[Source records]
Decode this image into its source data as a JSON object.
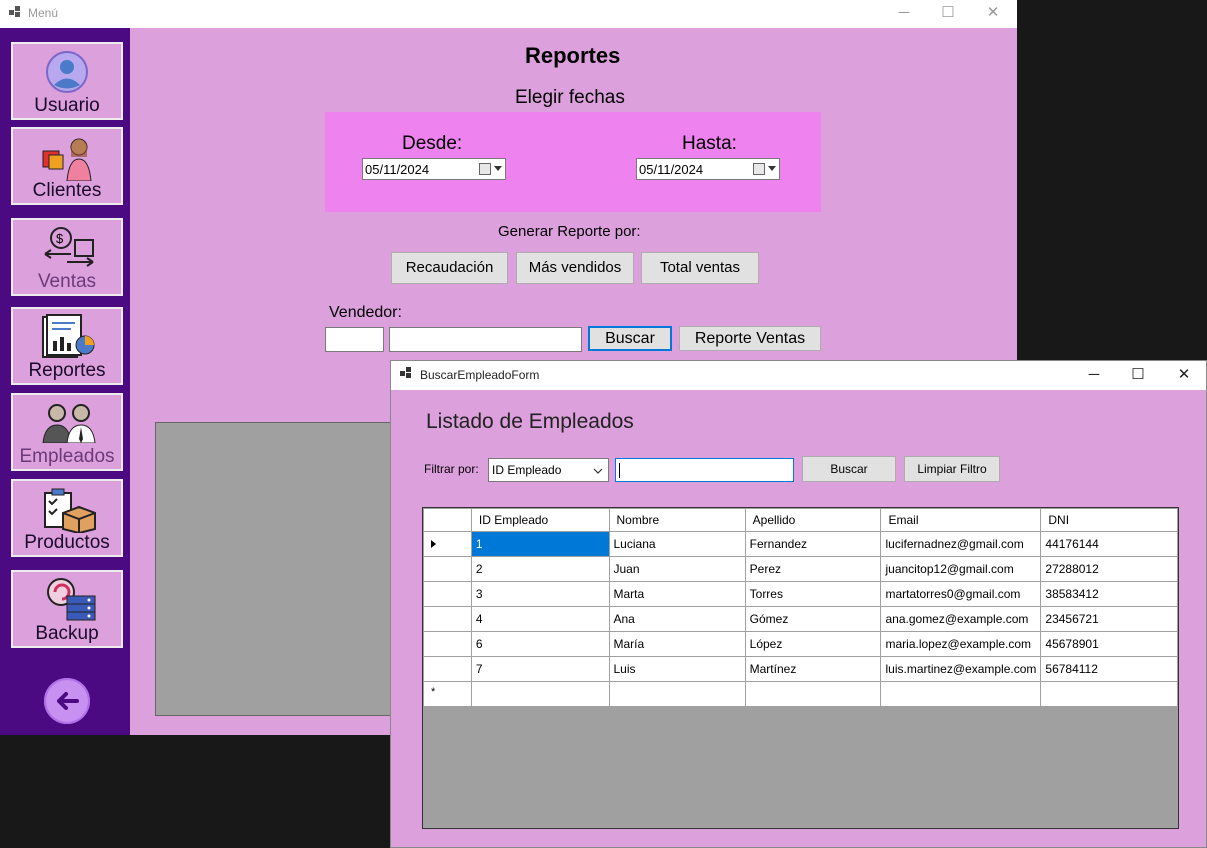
{
  "main_window": {
    "title": "Menú",
    "controls": {
      "minimize": "─",
      "maximize": "☐",
      "close": "✕"
    }
  },
  "sidebar": {
    "items": [
      {
        "label": "Usuario"
      },
      {
        "label": "Clientes"
      },
      {
        "label": "Ventas"
      },
      {
        "label": "Reportes"
      },
      {
        "label": "Empleados"
      },
      {
        "label": "Productos"
      },
      {
        "label": "Backup"
      }
    ]
  },
  "reportes": {
    "title": "Reportes",
    "subtitle": "Elegir fechas",
    "desde_label": "Desde:",
    "desde_value": "05/11/2024",
    "hasta_label": "Hasta:",
    "hasta_value": "05/11/2024",
    "generar_label": "Generar Reporte por:",
    "buttons": {
      "recaudacion": "Recaudación",
      "mas_vendidos": "Más vendidos",
      "total_ventas": "Total ventas"
    },
    "vendedor_label": "Vendedor:",
    "vendedor_id": "",
    "vendedor_nombre": "",
    "buscar": "Buscar",
    "reporte_ventas": "Reporte Ventas"
  },
  "dialog": {
    "title": "BuscarEmpleadoForm",
    "heading": "Listado de Empleados",
    "filter_label": "Filtrar por:",
    "filter_selected": "ID Empleado",
    "search_value": "",
    "buscar": "Buscar",
    "limpiar": "Limpiar Filtro",
    "columns": [
      "ID Empleado",
      "Nombre",
      "Apellido",
      "Email",
      "DNI"
    ],
    "rows": [
      [
        "1",
        "Luciana",
        "Fernandez",
        "lucifernadnez@gmail.com",
        "44176144"
      ],
      [
        "2",
        "Juan",
        "Perez",
        "juancitop12@gmail.com",
        "27288012"
      ],
      [
        "3",
        "Marta",
        "Torres",
        "martatorres0@gmail.com",
        "38583412"
      ],
      [
        "4",
        "Ana",
        "Gómez",
        "ana.gomez@example.com",
        "23456721"
      ],
      [
        "6",
        "María",
        "López",
        "maria.lopez@example.com",
        "45678901"
      ],
      [
        "7",
        "Luis",
        "Martínez",
        "luis.martinez@example.com",
        "56784112"
      ]
    ],
    "selected_row": 0
  },
  "colors": {
    "accent": "#dca0dc",
    "sidebar": "#4b0a82",
    "date_panel": "#ee82ee",
    "selection": "#0078d7"
  }
}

- **YOUR TASK**: Copy out all the entries exactly. Images stay out of the copy.

- **EXERCISE ANSWER**:
Decode this image into its source data as a JSON object.
{
  "main_window": {
    "title": "Menú",
    "controls": {
      "minimize": "─",
      "maximize": "☐",
      "close": "✕"
    }
  },
  "sidebar": {
    "items": [
      {
        "label": "Usuario"
      },
      {
        "label": "Clientes"
      },
      {
        "label": "Ventas"
      },
      {
        "label": "Reportes"
      },
      {
        "label": "Empleados"
      },
      {
        "label": "Productos"
      },
      {
        "label": "Backup"
      }
    ]
  },
  "reportes": {
    "title": "Reportes",
    "subtitle": "Elegir fechas",
    "desde_label": "Desde:",
    "desde_value": "05/11/2024",
    "hasta_label": "Hasta:",
    "hasta_value": "05/11/2024",
    "generar_label": "Generar Reporte por:",
    "buttons": {
      "recaudacion": "Recaudación",
      "mas_vendidos": "Más vendidos",
      "total_ventas": "Total ventas"
    },
    "vendedor_label": "Vendedor:",
    "vendedor_id": "",
    "vendedor_nombre": "",
    "buscar": "Buscar",
    "reporte_ventas": "Reporte Ventas"
  },
  "dialog": {
    "title": "BuscarEmpleadoForm",
    "heading": "Listado de Empleados",
    "filter_label": "Filtrar por:",
    "filter_selected": "ID Empleado",
    "search_value": "",
    "buscar": "Buscar",
    "limpiar": "Limpiar Filtro",
    "columns": [
      "ID Empleado",
      "Nombre",
      "Apellido",
      "Email",
      "DNI"
    ],
    "rows": [
      [
        "1",
        "Luciana",
        "Fernandez",
        "lucifernadnez@gmail.com",
        "44176144"
      ],
      [
        "2",
        "Juan",
        "Perez",
        "juancitop12@gmail.com",
        "27288012"
      ],
      [
        "3",
        "Marta",
        "Torres",
        "martatorres0@gmail.com",
        "38583412"
      ],
      [
        "4",
        "Ana",
        "Gómez",
        "ana.gomez@example.com",
        "23456721"
      ],
      [
        "6",
        "María",
        "López",
        "maria.lopez@example.com",
        "45678901"
      ],
      [
        "7",
        "Luis",
        "Martínez",
        "luis.martinez@example.com",
        "56784112"
      ]
    ],
    "selected_row": 0
  },
  "colors": {
    "accent": "#dca0dc",
    "sidebar": "#4b0a82",
    "date_panel": "#ee82ee",
    "selection": "#0078d7"
  }
}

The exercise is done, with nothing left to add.